* **PROBLEM DESCRIPTION**
Your job is to restate each entry word for word.

* **EXTRACTED INFORMATION**
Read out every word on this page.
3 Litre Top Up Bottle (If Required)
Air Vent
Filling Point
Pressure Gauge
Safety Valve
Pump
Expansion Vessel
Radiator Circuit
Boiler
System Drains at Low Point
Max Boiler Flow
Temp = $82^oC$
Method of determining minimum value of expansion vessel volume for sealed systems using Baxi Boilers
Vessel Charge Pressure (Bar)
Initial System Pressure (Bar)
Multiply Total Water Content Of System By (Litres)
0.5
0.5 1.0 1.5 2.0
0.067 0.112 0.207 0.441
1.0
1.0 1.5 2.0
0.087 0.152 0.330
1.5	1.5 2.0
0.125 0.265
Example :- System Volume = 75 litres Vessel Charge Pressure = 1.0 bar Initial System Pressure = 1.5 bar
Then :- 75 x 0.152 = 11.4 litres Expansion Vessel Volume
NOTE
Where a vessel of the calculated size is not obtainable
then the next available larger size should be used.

* **COMPLETED TASK**
Read out every word on this page.
3 Litre Top Up Bottle (If Required)
Air Vent
Filling Point
Pressure Gauge
Safety Valve
Pump
Expansion Vessel
Radiator Circuit
Boiler
System Drains at Low Point
Max Boiler Flow
Temp = $82^oC$
Method of determining minimum value of expansion vessel volume for sealed systems using Baxi Boilers
Vessel Charge Pressure (Bar)
Initial System Pressure (Bar)
Multiply Total Water Content Of System By (Litres)
0.5
0.5 1.0 1.5 2.0
0.067 0.112 0.207 0.441
1.0
1.0 1.5 2.0
0.087 0.152 0.330
1.5	1.5 2.0
0.125 0.265
Example :- System Volume = 75 litres Vessel Charge Pressure = 1.0 bar Initial System Pressure = 1.5 bar
Then :- 75 x 0.152 = 11.4 litres Expansion Vessel Volume
NOTE
Where a vessel of the calculated size is not obtainable
then the next available larger size should be used.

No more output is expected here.